▸ **DO THIS**
Set the data down again, exactly as it reads, but without the pictures.

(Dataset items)
'''
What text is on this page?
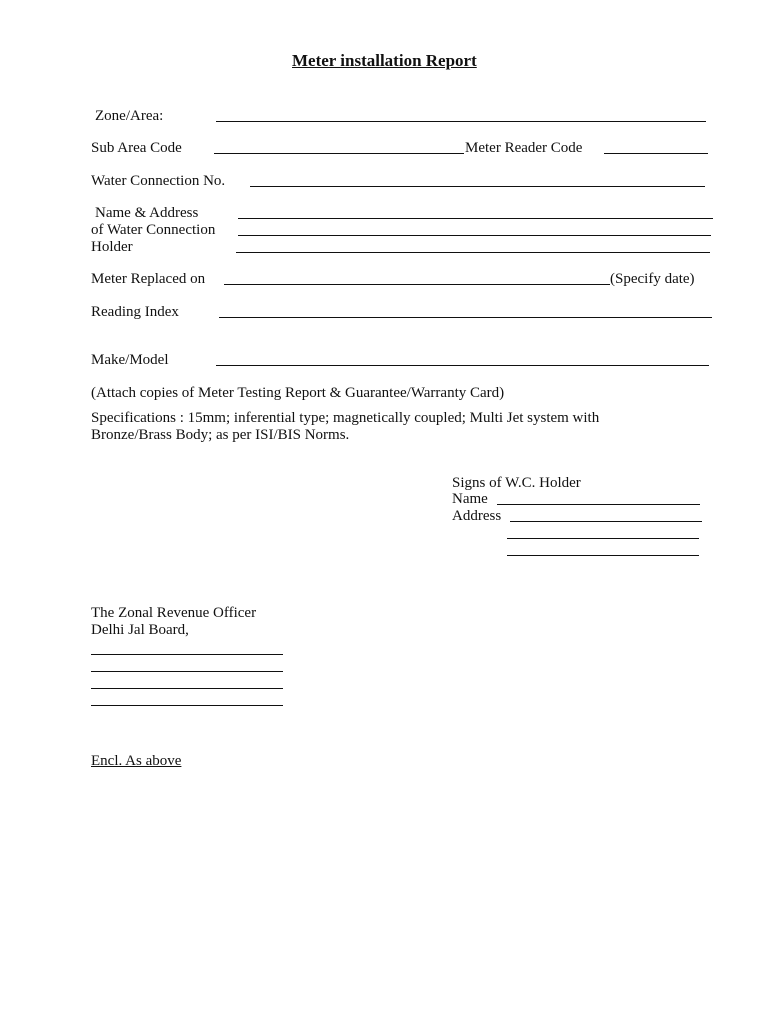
Meter installation Report
Zone/Area:
Sub Area Code	Meter Reader Code
Water Connection No.
Name & Address
of Water Connection
Holder
Meter Replaced on	(Specify date)
Reading Index
Make/Model
(Attach copies of Meter Testing Report & Guarantee/Warranty Card)
Specifications : 15mm; inferential type; magnetically coupled; Multi Jet system with
Bronze/Brass Body; as per ISI/BIS Norms.
Signs of W.C. Holder
Name
Address
The Zonal Revenue Officer
Delhi Jal Board,
Encl. As above
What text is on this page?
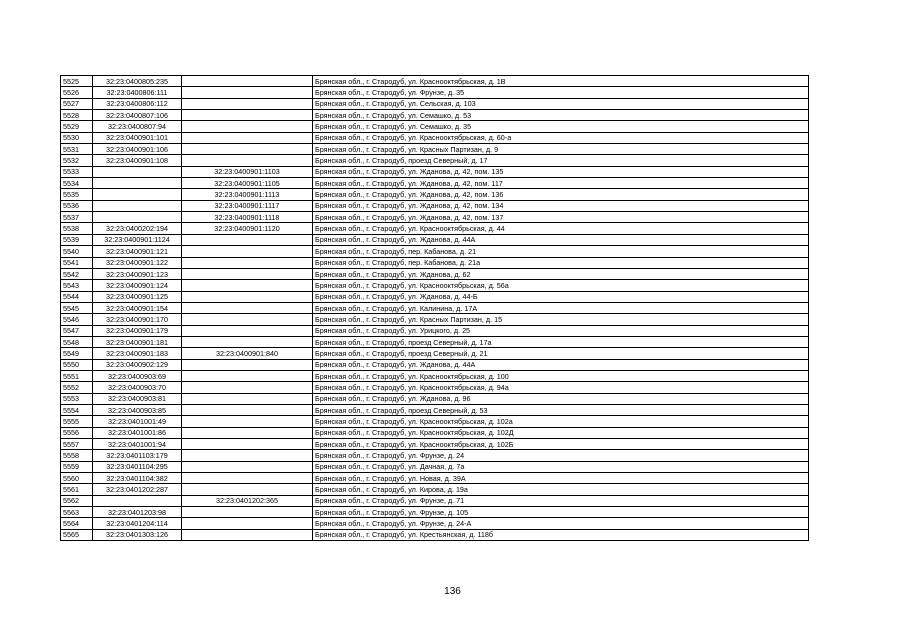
5525	32:23:0400805:235		Брянская обл., г. Стародуб, ул. Краснооктябрьская, д. 1В
5526	32:23:0400806:111		Брянская обл., г. Стародуб, ул. Фрунзе, д. 35
5527	32:23:0400806:112		Брянская обл., г. Стародуб, ул. Сельская, д. 103
5528	32:23:0400807:106		Брянская обл., г. Стародуб, ул. Семашко, д. 53
5529	32:23:0400807:94		Брянская обл., г. Стародуб, ул. Семашко, д. 35
5530	32:23:0400901:101		Брянская обл., г. Стародуб, ул. Краснооктябрьская, д. 60-а
5531	32:23:0400901:106		Брянская обл., г. Стародуб, ул. Красных Партизан, д. 9
5532	32:23:0400901:108		Брянская обл., г. Стародуб, проезд Северный, д. 17
5533		32:23:0400901:1103	Брянская обл., г. Стародуб, ул. Жданова, д. 42, пом. 135
5534		32:23:0400901:1105	Брянская обл., г. Стародуб, ул. Жданова, д. 42, пом. 117
5535		32:23:0400901:1113	Брянская обл., г. Стародуб, ул. Жданова, д. 42, пом. 136
5536		32:23:0400901:1117	Брянская обл., г. Стародуб, ул. Жданова, д. 42, пом. 134
5537		32:23:0400901:1118	Брянская обл., г. Стародуб, ул. Жданова, д. 42, пом. 137
5538	32:23:0400202:194	32:23:0400901:1120	Брянская обл., г. Стародуб, ул. Краснооктябрьская, д. 44
5539	32:23:0400901:1124		Брянская обл., г. Стародуб, ул. Жданова, д. 44А
5540	32:23:0400901:121		Брянская обл., г. Стародуб, пер. Кабанова, д. 21
5541	32:23:0400901:122		Брянская обл., г. Стародуб, пер. Кабанова, д. 21а
5542	32:23:0400901:123		Брянская обл., г. Стародуб, ул. Жданова, д. 62
5543	32:23:0400901:124		Брянская обл., г. Стародуб, ул. Краснооктябрьская, д. 56а
5544	32:23:0400901:125		Брянская обл., г. Стародуб, ул. Жданова, д. 44-Б
5545	32:23:0400901:154		Брянская обл., г. Стародуб, ул. Калинина, д. 17А
5546	32:23:0400901:170		Брянская обл., г. Стародуб, ул. Красных Партизан, д. 15
5547	32:23:0400901:179		Брянская обл., г. Стародуб, ул. Урицкого, д. 25
5548	32:23:0400901:181		Брянская обл., г. Стародуб, проезд Северный, д. 17а
5549	32:23:0400901:183	32:23:0400901:840	Брянская обл., г. Стародуб, проезд Северный, д. 21
5550	32:23:0400902:129		Брянская обл., г. Стародуб, ул. Жданова, д. 44А
5551	32:23:0400903:69		Брянская обл., г. Стародуб, ул. Краснооктябрьская, д. 100
5552	32:23:0400903:70		Брянская обл., г. Стародуб, ул. Краснооктябрьская, д. 94а
5553	32:23:0400903:81		Брянская обл., г. Стародуб, ул. Жданова, д. 96
5554	32:23:0400903:85		Брянская обл., г. Стародуб, проезд Северный, д. 53
5555	32:23:0401001:49		Брянская обл., г. Стародуб, ул. Краснооктябрьская, д. 102а
5556	32:23:0401001:86		Брянская обл., г. Стародуб, ул. Краснооктябрьская, д. 102Д
5557	32:23:0401001:94		Брянская обл., г. Стародуб, ул. Краснооктябрьская, д. 102Б
5558	32:23:0401103:179		Брянская обл., г. Стародуб, ул. Фрунзе, д. 24
5559	32:23:0401104:295		Брянская обл., г. Стародуб, ул. Дачная, д. 7а
5560	32:23:0401104:382		Брянская обл., г. Стародуб, ул. Новая, д. 39А
5561	32:23:0401202:287		Брянская обл., г. Стародуб, ул. Кирова, д. 19а
5562		32:23:0401202:365	Брянская обл., г. Стародуб, ул. Фрунзе, д. 71
5563	32:23:0401203:98		Брянская обл., г. Стародуб, ул. Фрунзе, д. 105
5564	32:23:0401204:114		Брянская обл., г. Стародуб, ул. Фрунзе, д. 24-А
5565	32:23:0401303:126		Брянская обл., г. Стародуб, ул. Крестьянская, д. 118б
136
'''
▸ **COMPLETE OUTPUT**
What text is on this page?
Meter installation Report
Zone/Area:
Sub Area Code	Meter Reader Code
Water Connection No.
Name & Address
of Water Connection
Holder
Meter Replaced on	(Specify date)
Reading Index
Make/Model
(Attach copies of Meter Testing Report & Guarantee/Warranty Card)
Specifications : 15mm; inferential type; magnetically coupled; Multi Jet system with
Bronze/Brass Body; as per ISI/BIS Norms.
Signs of W.C. Holder
Name
Address
The Zonal Revenue Officer
Delhi Jal Board,
Encl. As above
What text is on this page?
5525	32:23:0400805:235		Брянская обл., г. Стародуб, ул. Краснооктябрьская, д. 1В
5526	32:23:0400806:111		Брянская обл., г. Стародуб, ул. Фрунзе, д. 35
5527	32:23:0400806:112		Брянская обл., г. Стародуб, ул. Сельская, д. 103
5528	32:23:0400807:106		Брянская обл., г. Стародуб, ул. Семашко, д. 53
5529	32:23:0400807:94		Брянская обл., г. Стародуб, ул. Семашко, д. 35
5530	32:23:0400901:101		Брянская обл., г. Стародуб, ул. Краснооктябрьская, д. 60-а
5531	32:23:0400901:106		Брянская обл., г. Стародуб, ул. Красных Партизан, д. 9
5532	32:23:0400901:108		Брянская обл., г. Стародуб, проезд Северный, д. 17
5533		32:23:0400901:1103	Брянская обл., г. Стародуб, ул. Жданова, д. 42, пом. 135
5534		32:23:0400901:1105	Брянская обл., г. Стародуб, ул. Жданова, д. 42, пом. 117
5535		32:23:0400901:1113	Брянская обл., г. Стародуб, ул. Жданова, д. 42, пом. 136
5536		32:23:0400901:1117	Брянская обл., г. Стародуб, ул. Жданова, д. 42, пом. 134
5537		32:23:0400901:1118	Брянская обл., г. Стародуб, ул. Жданова, д. 42, пом. 137
5538	32:23:0400202:194	32:23:0400901:1120	Брянская обл., г. Стародуб, ул. Краснооктябрьская, д. 44
5539	32:23:0400901:1124		Брянская обл., г. Стародуб, ул. Жданова, д. 44А
5540	32:23:0400901:121		Брянская обл., г. Стародуб, пер. Кабанова, д. 21
5541	32:23:0400901:122		Брянская обл., г. Стародуб, пер. Кабанова, д. 21а
5542	32:23:0400901:123		Брянская обл., г. Стародуб, ул. Жданова, д. 62
5543	32:23:0400901:124		Брянская обл., г. Стародуб, ул. Краснооктябрьская, д. 56а
5544	32:23:0400901:125		Брянская обл., г. Стародуб, ул. Жданова, д. 44-Б
5545	32:23:0400901:154		Брянская обл., г. Стародуб, ул. Калинина, д. 17А
5546	32:23:0400901:170		Брянская обл., г. Стародуб, ул. Красных Партизан, д. 15
5547	32:23:0400901:179		Брянская обл., г. Стародуб, ул. Урицкого, д. 25
5548	32:23:0400901:181		Брянская обл., г. Стародуб, проезд Северный, д. 17а
5549	32:23:0400901:183	32:23:0400901:840	Брянская обл., г. Стародуб, проезд Северный, д. 21
5550	32:23:0400902:129		Брянская обл., г. Стародуб, ул. Жданова, д. 44А
5551	32:23:0400903:69		Брянская обл., г. Стародуб, ул. Краснооктябрьская, д. 100
5552	32:23:0400903:70		Брянская обл., г. Стародуб, ул. Краснооктябрьская, д. 94а
5553	32:23:0400903:81		Брянская обл., г. Стародуб, ул. Жданова, д. 96
5554	32:23:0400903:85		Брянская обл., г. Стародуб, проезд Северный, д. 53
5555	32:23:0401001:49		Брянская обл., г. Стародуб, ул. Краснооктябрьская, д. 102а
5556	32:23:0401001:86		Брянская обл., г. Стародуб, ул. Краснооктябрьская, д. 102Д
5557	32:23:0401001:94		Брянская обл., г. Стародуб, ул. Краснооктябрьская, д. 102Б
5558	32:23:0401103:179		Брянская обл., г. Стародуб, ул. Фрунзе, д. 24
5559	32:23:0401104:295		Брянская обл., г. Стародуб, ул. Дачная, д. 7а
5560	32:23:0401104:382		Брянская обл., г. Стародуб, ул. Новая, д. 39А
5561	32:23:0401202:287		Брянская обл., г. Стародуб, ул. Кирова, д. 19а
5562		32:23:0401202:365	Брянская обл., г. Стародуб, ул. Фрунзе, д. 71
5563	32:23:0401203:98		Брянская обл., г. Стародуб, ул. Фрунзе, д. 105
5564	32:23:0401204:114		Брянская обл., г. Стародуб, ул. Фрунзе, д. 24-А
5565	32:23:0401303:126		Брянская обл., г. Стародуб, ул. Крестьянская, д. 118б
136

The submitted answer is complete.